*INFORMATION PROVIDED*.
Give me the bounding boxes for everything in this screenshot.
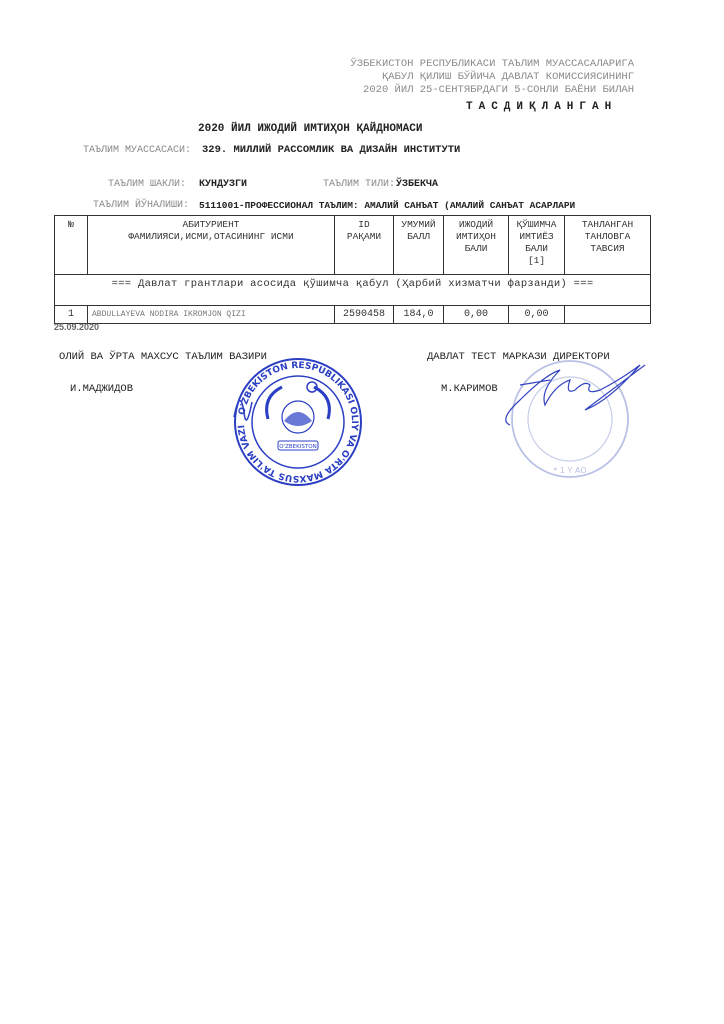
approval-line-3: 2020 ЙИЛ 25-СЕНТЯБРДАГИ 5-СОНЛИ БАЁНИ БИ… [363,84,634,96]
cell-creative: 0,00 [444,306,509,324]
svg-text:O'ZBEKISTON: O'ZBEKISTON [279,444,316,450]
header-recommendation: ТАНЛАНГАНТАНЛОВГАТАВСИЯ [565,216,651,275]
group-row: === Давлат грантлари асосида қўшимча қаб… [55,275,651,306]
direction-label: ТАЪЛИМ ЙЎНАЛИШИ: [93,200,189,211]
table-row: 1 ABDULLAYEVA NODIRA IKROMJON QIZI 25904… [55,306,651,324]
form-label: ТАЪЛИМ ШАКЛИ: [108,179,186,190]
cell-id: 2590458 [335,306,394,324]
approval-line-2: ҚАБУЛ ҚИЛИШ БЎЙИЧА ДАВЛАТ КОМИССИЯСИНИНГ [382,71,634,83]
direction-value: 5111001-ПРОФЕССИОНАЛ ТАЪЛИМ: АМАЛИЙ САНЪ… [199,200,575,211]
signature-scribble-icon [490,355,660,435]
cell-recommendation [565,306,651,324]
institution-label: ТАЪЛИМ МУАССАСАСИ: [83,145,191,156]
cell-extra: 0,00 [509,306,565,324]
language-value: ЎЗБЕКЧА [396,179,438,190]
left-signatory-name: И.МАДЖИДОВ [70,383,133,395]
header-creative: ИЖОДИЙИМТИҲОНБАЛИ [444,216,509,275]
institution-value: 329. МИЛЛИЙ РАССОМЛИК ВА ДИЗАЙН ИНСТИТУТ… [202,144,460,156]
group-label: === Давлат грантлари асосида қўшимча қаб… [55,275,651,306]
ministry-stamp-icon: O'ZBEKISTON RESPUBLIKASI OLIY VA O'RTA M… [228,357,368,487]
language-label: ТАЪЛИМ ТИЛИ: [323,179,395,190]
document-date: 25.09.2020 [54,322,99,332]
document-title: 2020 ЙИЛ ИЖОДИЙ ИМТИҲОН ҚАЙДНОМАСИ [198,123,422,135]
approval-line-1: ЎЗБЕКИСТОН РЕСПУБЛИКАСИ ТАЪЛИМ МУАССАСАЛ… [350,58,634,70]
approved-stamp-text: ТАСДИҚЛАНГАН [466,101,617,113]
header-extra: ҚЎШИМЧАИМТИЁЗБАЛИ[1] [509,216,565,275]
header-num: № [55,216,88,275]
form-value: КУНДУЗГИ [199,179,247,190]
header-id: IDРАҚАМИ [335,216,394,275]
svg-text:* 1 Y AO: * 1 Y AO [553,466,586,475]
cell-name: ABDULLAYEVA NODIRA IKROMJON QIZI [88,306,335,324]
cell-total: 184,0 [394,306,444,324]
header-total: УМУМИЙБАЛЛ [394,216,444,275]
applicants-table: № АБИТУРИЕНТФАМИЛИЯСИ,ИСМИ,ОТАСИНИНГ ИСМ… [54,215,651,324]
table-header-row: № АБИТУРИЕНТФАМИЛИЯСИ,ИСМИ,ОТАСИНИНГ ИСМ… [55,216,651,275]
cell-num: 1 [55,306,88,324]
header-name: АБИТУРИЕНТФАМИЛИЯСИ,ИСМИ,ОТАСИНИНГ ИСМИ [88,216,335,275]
==
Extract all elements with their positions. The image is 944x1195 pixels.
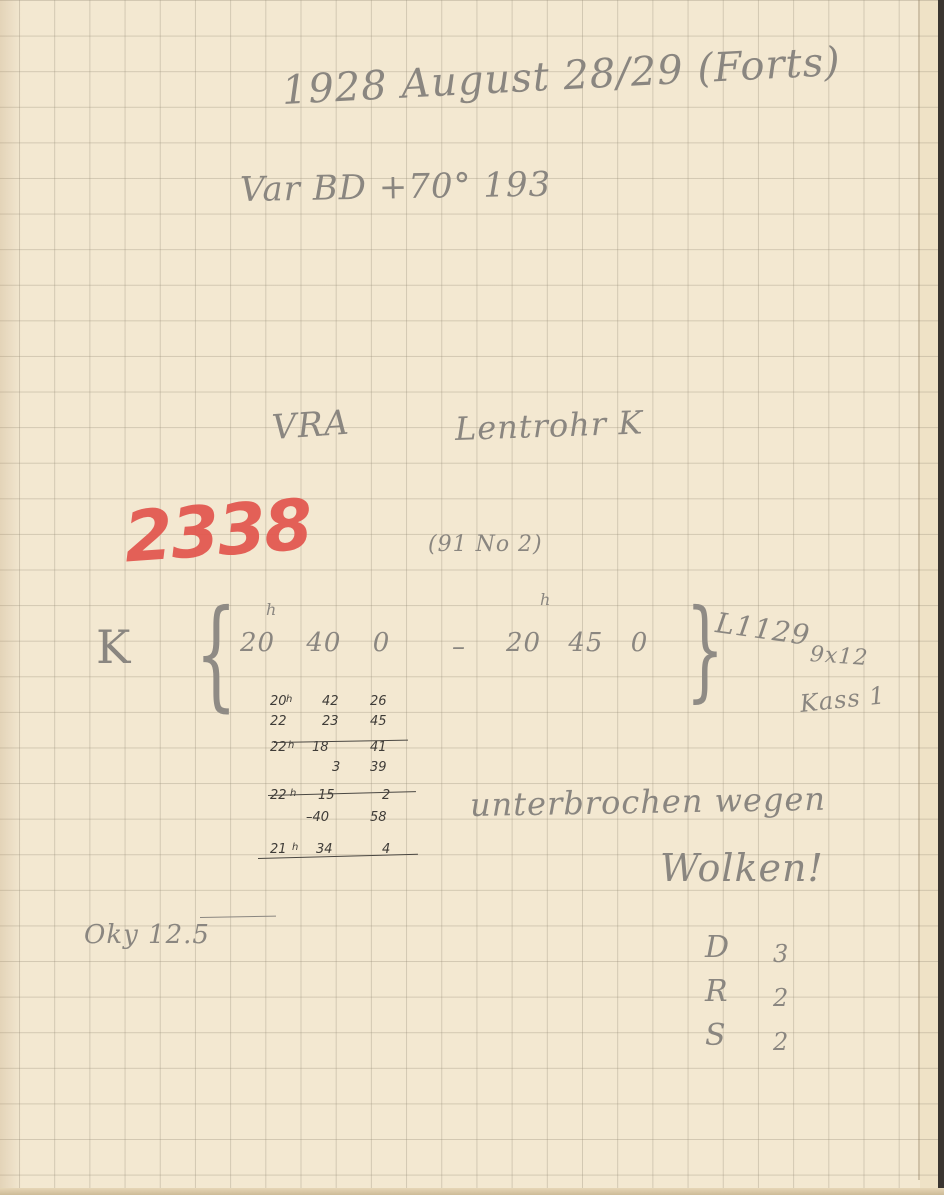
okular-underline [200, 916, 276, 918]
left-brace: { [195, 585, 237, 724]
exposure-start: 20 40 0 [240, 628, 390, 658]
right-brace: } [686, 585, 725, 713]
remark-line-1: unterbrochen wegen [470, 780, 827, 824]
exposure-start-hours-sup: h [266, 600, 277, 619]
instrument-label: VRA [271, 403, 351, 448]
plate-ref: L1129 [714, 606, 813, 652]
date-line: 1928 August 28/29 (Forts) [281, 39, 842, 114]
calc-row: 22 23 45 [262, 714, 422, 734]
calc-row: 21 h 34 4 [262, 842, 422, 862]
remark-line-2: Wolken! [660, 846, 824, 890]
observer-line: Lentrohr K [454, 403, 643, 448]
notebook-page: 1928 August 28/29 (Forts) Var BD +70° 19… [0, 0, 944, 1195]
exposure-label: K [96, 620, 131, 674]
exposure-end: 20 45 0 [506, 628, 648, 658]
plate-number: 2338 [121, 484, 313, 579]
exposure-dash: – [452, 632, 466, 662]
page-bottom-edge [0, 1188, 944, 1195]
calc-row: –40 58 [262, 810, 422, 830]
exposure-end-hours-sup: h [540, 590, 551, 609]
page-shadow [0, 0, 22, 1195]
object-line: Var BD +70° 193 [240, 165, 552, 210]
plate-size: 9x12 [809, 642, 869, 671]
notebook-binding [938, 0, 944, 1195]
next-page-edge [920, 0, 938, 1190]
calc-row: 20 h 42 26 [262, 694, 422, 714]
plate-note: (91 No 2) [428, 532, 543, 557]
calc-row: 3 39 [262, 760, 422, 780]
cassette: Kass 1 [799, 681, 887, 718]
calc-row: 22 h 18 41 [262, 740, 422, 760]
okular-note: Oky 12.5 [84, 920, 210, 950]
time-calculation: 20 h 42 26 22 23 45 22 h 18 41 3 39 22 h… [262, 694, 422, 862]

*WHAT THE TASK REQUIRES*.
Please give again the part of the data that opens with the line containing "approval-line-3: 2020 ЙИЛ" and closes with the line containing "cell-extra: 0,00 [509,306,565,324]".

*TASK ANSWER*.
approval-line-3: 2020 ЙИЛ 25-СЕНТЯБРДАГИ 5-СОНЛИ БАЁНИ БИ… [363,84,634,96]
cell-creative: 0,00 [444,306,509,324]
svg-text:O'ZBEKISTON: O'ZBEKISTON [279,444,316,450]
header-recommendation: ТАНЛАНГАНТАНЛОВГАТАВСИЯ [565,216,651,275]
group-row: === Давлат грантлари асосида қўшимча қаб… [55,275,651,306]
direction-label: ТАЪЛИМ ЙЎНАЛИШИ: [93,200,189,211]
table-row: 1 ABDULLAYEVA NODIRA IKROMJON QIZI 25904… [55,306,651,324]
form-label: ТАЪЛИМ ШАКЛИ: [108,179,186,190]
cell-id: 2590458 [335,306,394,324]
approval-line-2: ҚАБУЛ ҚИЛИШ БЎЙИЧА ДАВЛАТ КОМИССИЯСИНИНГ [382,71,634,83]
direction-value: 5111001-ПРОФЕССИОНАЛ ТАЪЛИМ: АМАЛИЙ САНЪ… [199,200,575,211]
signature-scribble-icon [490,355,660,435]
cell-recommendation [565,306,651,324]
institution-label: ТАЪЛИМ МУАССАСАСИ: [83,145,191,156]
cell-extra: 0,00 [509,306,565,324]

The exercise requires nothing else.